-- Task instructions --
Output all entries verbatim. Skip pictures.

:: Data rows

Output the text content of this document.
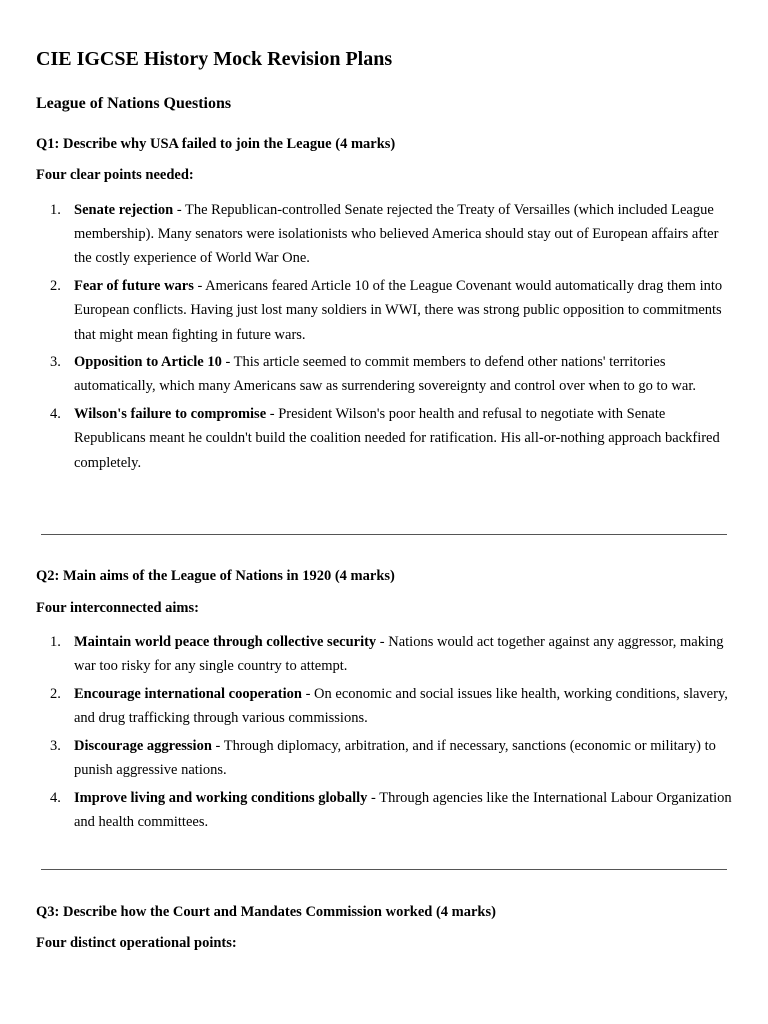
CIE IGCSE History Mock Revision Plans
League of Nations Questions

Q1: Describe why USA failed to join the League (4 marks)

Four clear points needed:

1. Senate rejection - The Republican-controlled Senate rejected the Treaty of Versailles (which included League membership). Many senators were isolationists who believed America should stay out of European affairs after the costly experience of World War One.
2. Fear of future wars - Americans feared Article 10 of the League Covenant would automatically drag them into European conflicts. Having just lost many soldiers in WWI, there was strong public opposition to commitments that might mean fighting in future wars.
3. Opposition to Article 10 - This article seemed to commit members to defend other nations' territories automatically, which many Americans saw as surrendering sovereignty and control over when to go to war.
4. Wilson's failure to compromise - President Wilson's poor health and refusal to negotiate with Senate Republicans meant he couldn't build the coalition needed for ratification. His all-or-nothing approach backfired completely.

Q2: Main aims of the League of Nations in 1920 (4 marks)

Four interconnected aims:

1. Maintain world peace through collective security - Nations would act together against any aggressor, making war too risky for any single country to attempt.
2. Encourage international cooperation - On economic and social issues like health, working conditions, slavery, and drug trafficking through various commissions.
3. Discourage aggression - Through diplomacy, arbitration, and if necessary, sanctions (economic or military) to punish aggressive nations.
4. Improve living and working conditions globally - Through agencies like the International Labour Organization and health committees.

Q3: Describe how the Court and Mandates Commission worked (4 marks)

Four distinct operational points:
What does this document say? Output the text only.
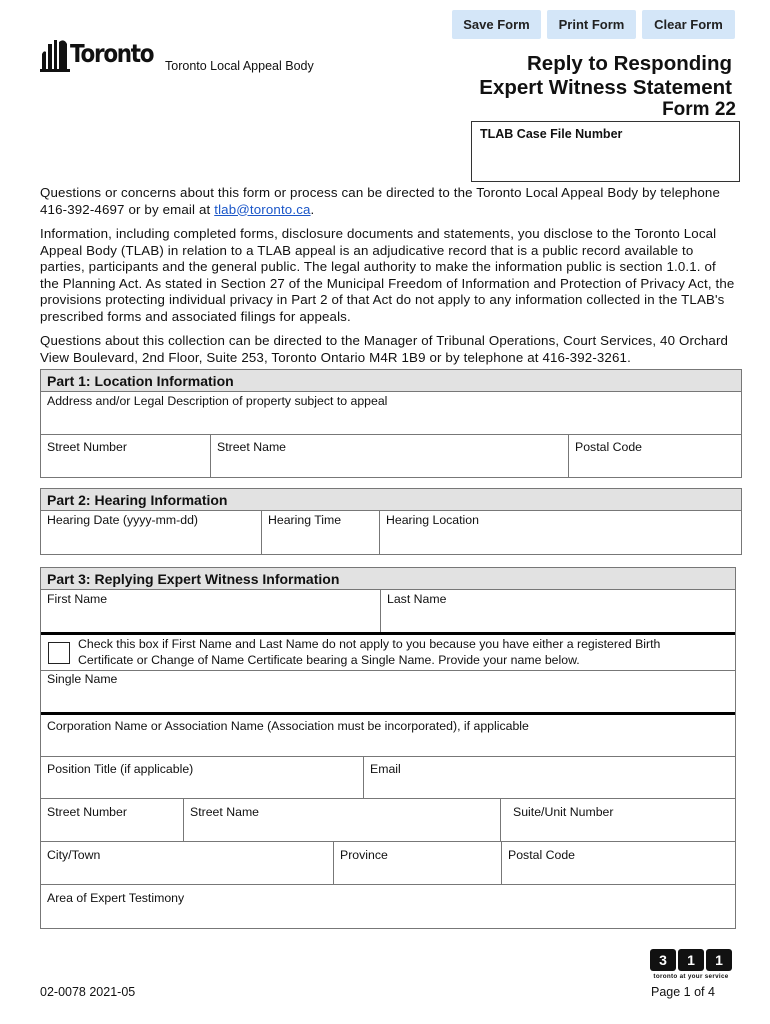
Save Form	Print Form	Clear Form
Toronto Toronto Local Appeal Body	Reply to Responding
Expert Witness Statement
Form 22
TLAB Case File Number

Questions or concerns about this form or process can be directed to the Toronto Local Appeal Body by telephone 416-392-4697 or by email at tlab@toronto.ca.

Information, including completed forms, disclosure documents and statements, you disclose to the Toronto Local Appeal Body (TLAB) in relation to a TLAB appeal is an adjudicative record that is a public record available to parties, participants and the general public. The legal authority to make the information public is section 1.0.1. of the Planning Act. As stated in Section 27 of the Municipal Freedom of Information and Protection of Privacy Act, the provisions protecting individual privacy in Part 2 of that Act do not apply to any information collected in the TLAB's prescribed forms and associated filings for appeals.

Questions about this collection can be directed to the Manager of Tribunal Operations, Court Services, 40 Orchard View Boulevard, 2nd Floor, Suite 253, Toronto Ontario M4R 1B9 or by telephone at 416-392-3261.

Part 1: Location Information
Address and/or Legal Description of property subject to appeal
Street Number	Street Name	Postal Code
Part 2: Hearing Information
Hearing Date (yyyy-mm-dd)	Hearing Time	Hearing Location
Part 3: Replying Expert Witness Information
First Name	Last Name
Check this box if First Name and Last Name do not apply to you because you have either a registered Birth
Certificate or Change of Name Certificate bearing a Single Name. Provide your name below.
Single Name
Corporation Name or Association Name (Association must be incorporated), if applicable
Position Title (if applicable)	Email
Street Number	Street Name	Suite/Unit Number
City/Town	Province	Postal Code
Area of Expert Testimony
02-0078 2021-05
3	1	1
toronto at your service
Page 1 of 4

::::

-- Answer for the task --
Output the text content of this document.
CIE IGCSE History Mock Revision Plans
League of Nations Questions

Q1: Describe why USA failed to join the League (4 marks)

Four clear points needed:

1. Senate rejection - The Republican-controlled Senate rejected the Treaty of Versailles (which included League membership). Many senators were isolationists who believed America should stay out of European affairs after the costly experience of World War One.
2. Fear of future wars - Americans feared Article 10 of the League Covenant would automatically drag them into European conflicts. Having just lost many soldiers in WWI, there was strong public opposition to commitments that might mean fighting in future wars.
3. Opposition to Article 10 - This article seemed to commit members to defend other nations' territories automatically, which many Americans saw as surrendering sovereignty and control over when to go to war.
4. Wilson's failure to compromise - President Wilson's poor health and refusal to negotiate with Senate Republicans meant he couldn't build the coalition needed for ratification. His all-or-nothing approach backfired completely.

Q2: Main aims of the League of Nations in 1920 (4 marks)

Four interconnected aims:

1. Maintain world peace through collective security - Nations would act together against any aggressor, making war too risky for any single country to attempt.
2. Encourage international cooperation - On economic and social issues like health, working conditions, slavery, and drug trafficking through various commissions.
3. Discourage aggression - Through diplomacy, arbitration, and if necessary, sanctions (economic or military) to punish aggressive nations.
4. Improve living and working conditions globally - Through agencies like the International Labour Organization and health committees.

Q3: Describe how the Court and Mandates Commission worked (4 marks)

Four distinct operational points:
What does this document say? Output the text only.
Save Form	Print Form	Clear Form
Toronto Toronto Local Appeal Body	Reply to Responding
Expert Witness Statement
Form 22
TLAB Case File Number

Questions or concerns about this form or process can be directed to the Toronto Local Appeal Body by telephone 416-392-4697 or by email at tlab@toronto.ca.

Information, including completed forms, disclosure documents and statements, you disclose to the Toronto Local Appeal Body (TLAB) in relation to a TLAB appeal is an adjudicative record that is a public record available to parties, participants and the general public. The legal authority to make the information public is section 1.0.1. of the Planning Act. As stated in Section 27 of the Municipal Freedom of Information and Protection of Privacy Act, the provisions protecting individual privacy in Part 2 of that Act do not apply to any information collected in the TLAB's prescribed forms and associated filings for appeals.

Questions about this collection can be directed to the Manager of Tribunal Operations, Court Services, 40 Orchard View Boulevard, 2nd Floor, Suite 253, Toronto Ontario M4R 1B9 or by telephone at 416-392-3261.

Part 1: Location Information
Address and/or Legal Description of property subject to appeal
Street Number	Street Name	Postal Code
Part 2: Hearing Information
Hearing Date (yyyy-mm-dd)	Hearing Time	Hearing Location
Part 3: Replying Expert Witness Information
First Name	Last Name
Check this box if First Name and Last Name do not apply to you because you have either a registered Birth
Certificate or Change of Name Certificate bearing a Single Name. Provide your name below.
Single Name
Corporation Name or Association Name (Association must be incorporated), if applicable
Position Title (if applicable)	Email
Street Number	Street Name	Suite/Unit Number
City/Town	Province	Postal Code
Area of Expert Testimony
02-0078 2021-05
3	1	1
toronto at your service
Page 1 of 4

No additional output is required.